╭──

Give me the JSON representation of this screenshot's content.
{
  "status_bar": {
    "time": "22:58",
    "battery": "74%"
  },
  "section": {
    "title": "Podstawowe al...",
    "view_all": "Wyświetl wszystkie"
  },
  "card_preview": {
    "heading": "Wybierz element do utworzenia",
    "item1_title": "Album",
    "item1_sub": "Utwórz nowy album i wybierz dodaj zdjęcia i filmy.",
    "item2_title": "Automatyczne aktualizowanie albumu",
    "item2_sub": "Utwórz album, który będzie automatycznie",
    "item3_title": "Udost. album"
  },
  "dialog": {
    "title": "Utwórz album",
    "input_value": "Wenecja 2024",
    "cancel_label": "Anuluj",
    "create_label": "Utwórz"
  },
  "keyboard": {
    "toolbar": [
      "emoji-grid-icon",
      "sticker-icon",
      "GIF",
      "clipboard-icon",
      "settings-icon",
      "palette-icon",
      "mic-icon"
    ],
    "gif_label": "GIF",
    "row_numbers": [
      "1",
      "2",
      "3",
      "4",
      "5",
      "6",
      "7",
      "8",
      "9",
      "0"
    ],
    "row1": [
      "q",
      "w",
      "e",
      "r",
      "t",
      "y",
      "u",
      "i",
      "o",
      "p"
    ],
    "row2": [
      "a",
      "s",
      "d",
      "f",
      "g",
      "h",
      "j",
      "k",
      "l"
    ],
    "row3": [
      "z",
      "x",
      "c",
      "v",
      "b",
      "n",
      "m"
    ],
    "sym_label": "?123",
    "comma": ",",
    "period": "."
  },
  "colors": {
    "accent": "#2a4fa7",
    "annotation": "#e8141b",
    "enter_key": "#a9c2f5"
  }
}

╰──
╭──

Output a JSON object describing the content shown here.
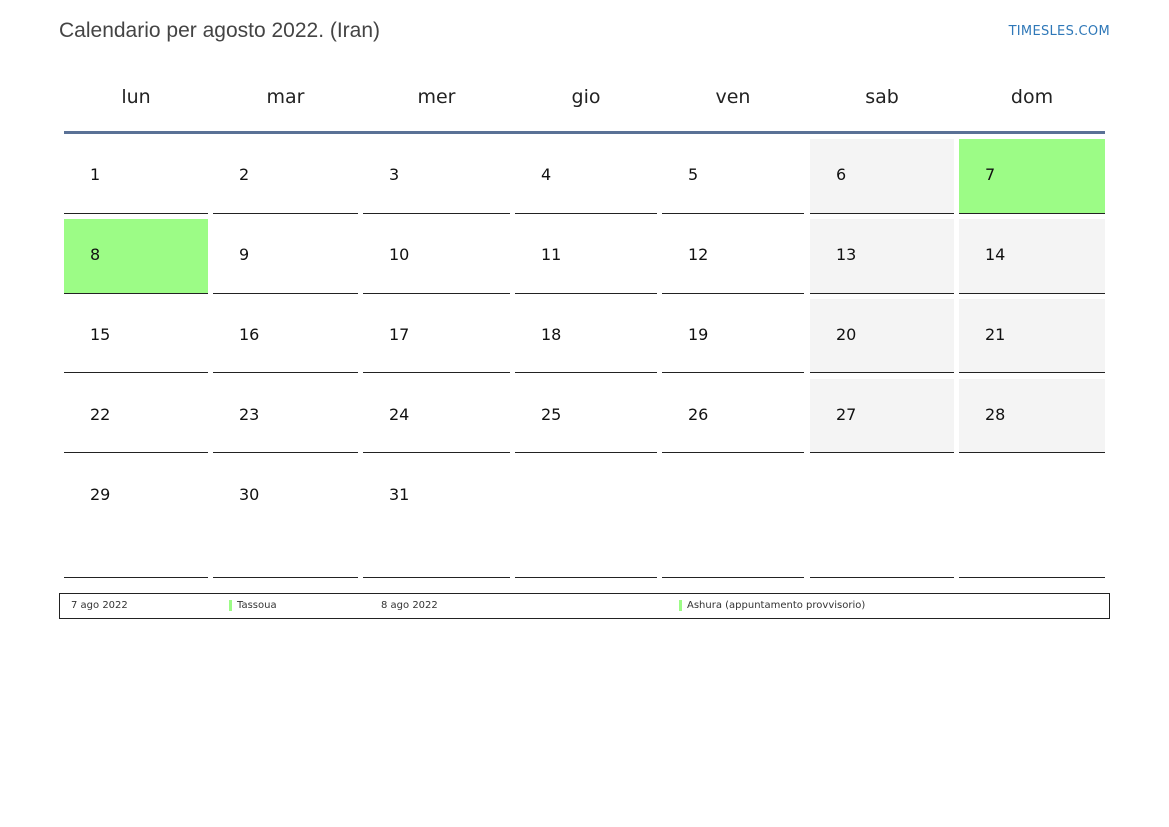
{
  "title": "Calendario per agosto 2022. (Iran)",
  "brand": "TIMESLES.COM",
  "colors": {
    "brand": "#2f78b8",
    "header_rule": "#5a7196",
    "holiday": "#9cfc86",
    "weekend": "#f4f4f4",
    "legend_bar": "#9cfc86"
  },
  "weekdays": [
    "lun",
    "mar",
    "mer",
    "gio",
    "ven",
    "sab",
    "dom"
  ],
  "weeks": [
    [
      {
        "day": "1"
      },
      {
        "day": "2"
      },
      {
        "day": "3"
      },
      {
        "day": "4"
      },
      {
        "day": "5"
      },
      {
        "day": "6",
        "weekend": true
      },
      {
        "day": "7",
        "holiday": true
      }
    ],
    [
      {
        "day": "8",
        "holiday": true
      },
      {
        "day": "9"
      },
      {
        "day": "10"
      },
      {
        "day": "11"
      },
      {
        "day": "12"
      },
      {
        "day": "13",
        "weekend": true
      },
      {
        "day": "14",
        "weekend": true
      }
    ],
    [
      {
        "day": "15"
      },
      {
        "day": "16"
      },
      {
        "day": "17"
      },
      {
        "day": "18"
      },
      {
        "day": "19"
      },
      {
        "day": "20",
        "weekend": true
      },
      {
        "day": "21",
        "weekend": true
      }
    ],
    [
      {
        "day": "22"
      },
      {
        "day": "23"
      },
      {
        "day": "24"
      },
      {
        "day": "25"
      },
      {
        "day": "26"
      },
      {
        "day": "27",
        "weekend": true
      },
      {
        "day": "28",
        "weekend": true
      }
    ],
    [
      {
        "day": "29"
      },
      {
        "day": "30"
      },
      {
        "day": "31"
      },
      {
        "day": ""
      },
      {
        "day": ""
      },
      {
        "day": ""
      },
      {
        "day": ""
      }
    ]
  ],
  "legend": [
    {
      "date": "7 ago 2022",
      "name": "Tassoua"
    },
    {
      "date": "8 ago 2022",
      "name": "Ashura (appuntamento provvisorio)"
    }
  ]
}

╰──
╭──

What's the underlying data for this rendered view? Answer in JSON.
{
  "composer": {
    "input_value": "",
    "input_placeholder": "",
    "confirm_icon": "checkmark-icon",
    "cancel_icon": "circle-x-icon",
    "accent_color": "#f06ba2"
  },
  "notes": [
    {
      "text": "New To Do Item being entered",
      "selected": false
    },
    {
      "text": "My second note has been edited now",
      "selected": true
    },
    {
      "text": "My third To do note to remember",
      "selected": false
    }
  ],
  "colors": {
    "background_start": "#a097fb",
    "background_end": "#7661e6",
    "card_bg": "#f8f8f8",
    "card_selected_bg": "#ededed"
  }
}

╰──

_The problem:_ What is the number of lines above that contain the string "Utwórz"? Answer with the number alone.

_Final result:_ 4